* The exercise
Read through the data and report every line in which the word "Total" occurs.

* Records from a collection
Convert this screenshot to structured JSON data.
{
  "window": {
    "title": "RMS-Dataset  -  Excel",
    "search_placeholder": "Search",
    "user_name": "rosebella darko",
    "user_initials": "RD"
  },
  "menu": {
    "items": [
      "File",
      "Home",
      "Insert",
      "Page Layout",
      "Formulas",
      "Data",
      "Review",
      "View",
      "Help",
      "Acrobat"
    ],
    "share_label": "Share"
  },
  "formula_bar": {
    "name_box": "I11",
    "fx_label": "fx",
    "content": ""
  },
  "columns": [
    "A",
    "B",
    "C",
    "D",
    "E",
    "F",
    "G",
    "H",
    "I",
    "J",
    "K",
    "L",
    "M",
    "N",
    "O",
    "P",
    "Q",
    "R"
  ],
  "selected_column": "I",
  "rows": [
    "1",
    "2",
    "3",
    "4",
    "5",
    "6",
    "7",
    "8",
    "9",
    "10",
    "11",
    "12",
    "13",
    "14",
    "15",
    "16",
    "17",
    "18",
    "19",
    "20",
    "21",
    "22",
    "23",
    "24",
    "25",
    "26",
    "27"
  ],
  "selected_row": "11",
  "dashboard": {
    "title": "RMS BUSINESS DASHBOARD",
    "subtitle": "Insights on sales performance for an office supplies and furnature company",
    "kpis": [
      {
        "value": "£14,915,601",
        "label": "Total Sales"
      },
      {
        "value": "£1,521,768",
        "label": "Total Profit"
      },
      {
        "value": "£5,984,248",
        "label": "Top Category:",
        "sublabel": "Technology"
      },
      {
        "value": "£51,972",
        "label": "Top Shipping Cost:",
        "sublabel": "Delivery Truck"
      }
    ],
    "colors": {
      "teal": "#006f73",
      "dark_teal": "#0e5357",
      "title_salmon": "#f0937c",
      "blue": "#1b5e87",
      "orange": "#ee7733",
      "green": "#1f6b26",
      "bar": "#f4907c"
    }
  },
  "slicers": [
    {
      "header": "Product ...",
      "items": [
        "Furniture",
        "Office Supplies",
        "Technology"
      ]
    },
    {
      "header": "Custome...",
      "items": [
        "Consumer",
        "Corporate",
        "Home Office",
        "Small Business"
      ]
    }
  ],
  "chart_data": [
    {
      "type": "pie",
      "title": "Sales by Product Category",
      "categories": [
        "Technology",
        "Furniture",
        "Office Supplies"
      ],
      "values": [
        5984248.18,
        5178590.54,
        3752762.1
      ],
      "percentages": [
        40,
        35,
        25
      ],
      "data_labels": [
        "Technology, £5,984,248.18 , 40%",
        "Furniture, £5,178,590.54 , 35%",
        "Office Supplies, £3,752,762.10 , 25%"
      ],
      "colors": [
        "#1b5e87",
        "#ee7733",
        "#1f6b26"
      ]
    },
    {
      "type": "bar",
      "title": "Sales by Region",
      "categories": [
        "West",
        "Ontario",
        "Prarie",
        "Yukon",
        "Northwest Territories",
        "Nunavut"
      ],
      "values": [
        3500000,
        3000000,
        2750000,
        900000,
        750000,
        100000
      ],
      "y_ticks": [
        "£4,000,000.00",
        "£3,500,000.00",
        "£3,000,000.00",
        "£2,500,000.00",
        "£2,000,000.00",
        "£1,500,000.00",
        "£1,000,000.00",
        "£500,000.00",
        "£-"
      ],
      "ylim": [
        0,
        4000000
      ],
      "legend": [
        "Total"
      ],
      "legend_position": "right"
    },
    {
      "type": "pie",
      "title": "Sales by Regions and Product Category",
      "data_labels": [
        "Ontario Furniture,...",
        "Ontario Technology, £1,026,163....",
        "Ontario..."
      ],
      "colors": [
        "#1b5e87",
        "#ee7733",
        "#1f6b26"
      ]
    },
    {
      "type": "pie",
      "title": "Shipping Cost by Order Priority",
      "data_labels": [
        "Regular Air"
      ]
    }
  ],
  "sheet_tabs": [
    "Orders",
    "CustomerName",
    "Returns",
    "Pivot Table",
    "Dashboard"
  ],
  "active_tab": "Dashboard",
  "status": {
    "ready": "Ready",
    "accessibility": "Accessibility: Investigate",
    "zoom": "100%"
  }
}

* Exercise response
        "label": "Total Sales"
        "label": "Total Profit"
        "Total"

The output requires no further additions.